** Reading text **
Scenes from the Grease Wars

How sky-high energy prices and green chic turned Hub restaurants' used fryer oil into a prize worth fighting dirty for.

grease wars

Photo illustration by C. J. Burton

Patrick Keaney isn’t someone you’d expect to find toiling under the hood of a car. Tall and rangy, with the square jaw of a B-movie actor, he’s a part-time Green Party operative by trade—he ran the Massachusetts campaign for Ralph Nader in 2000—and a full-time environmentalist by inclination. Both of those interests happened to align when, in March 2004, he bought an ’84 Volkswagen Rabbit from an old lady in Mission Hill, then jerry-rigged it to run on used cooking oil. Though Keaney was just looking to wean himself off petroleum, his tinkering would come to reverberate through one of Boston’s oldest underground economies in ways he could never have expected.

The conversion process, employed by green-minded folks since the 1980s, was surprisingly simple. Keaney simply secured a 12-gallon tank of vegetable oil in the car’s trunk and ran hoses to and from the diesel engine. When he started the car, it ran briefly on diesel until hot antifreeze coming through one hose melted the thick grease and allowed it to flow freely through the other one. Then he flicked a switch on his dash that turned off the diesel and started feeding grease into the engine, where it delivered roughly the same miles-per-gallon performance. Voilà—a homemade hybrid.

** Task description **
Which people does the grease wars article name?

** Data lines **
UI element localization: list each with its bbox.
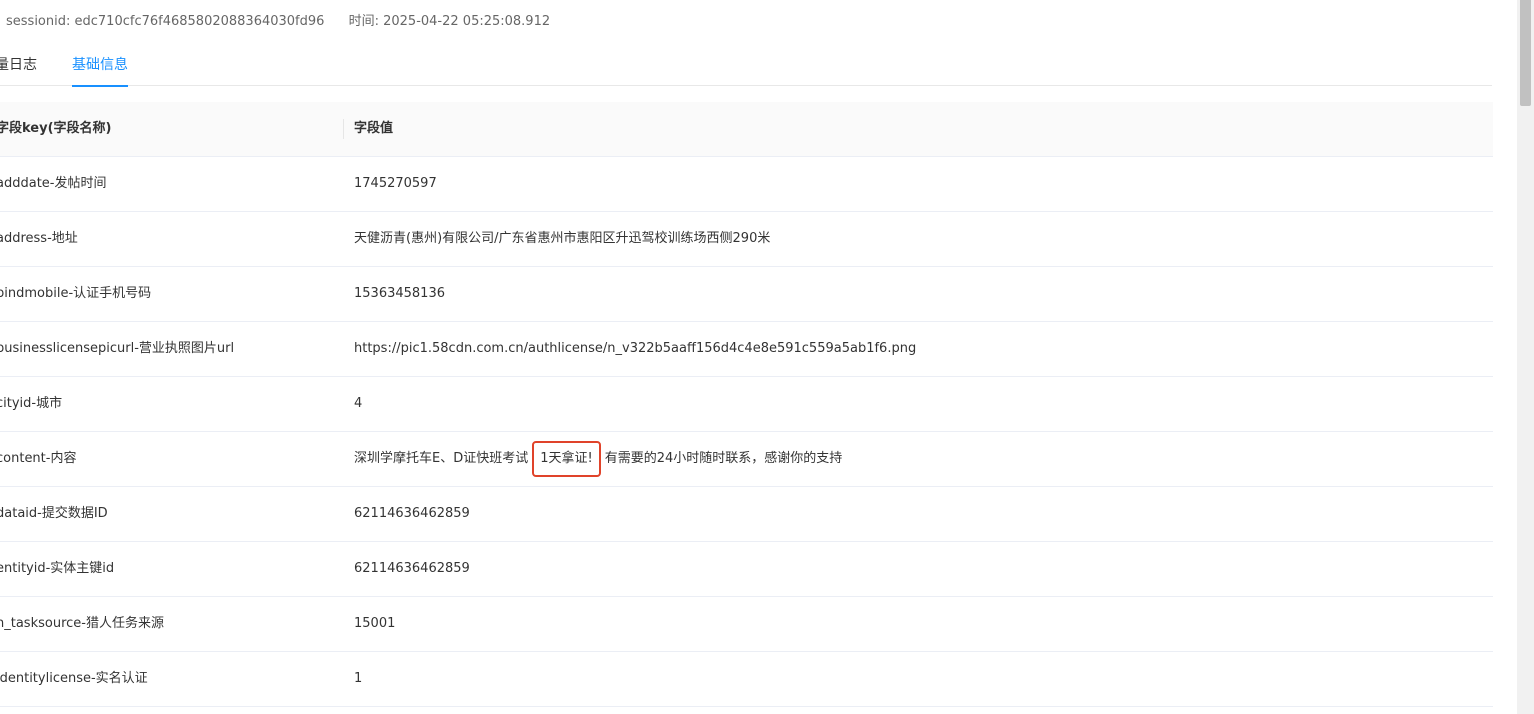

** Task output **
C. J. Burton, Patrick Keaney, Ralph Nader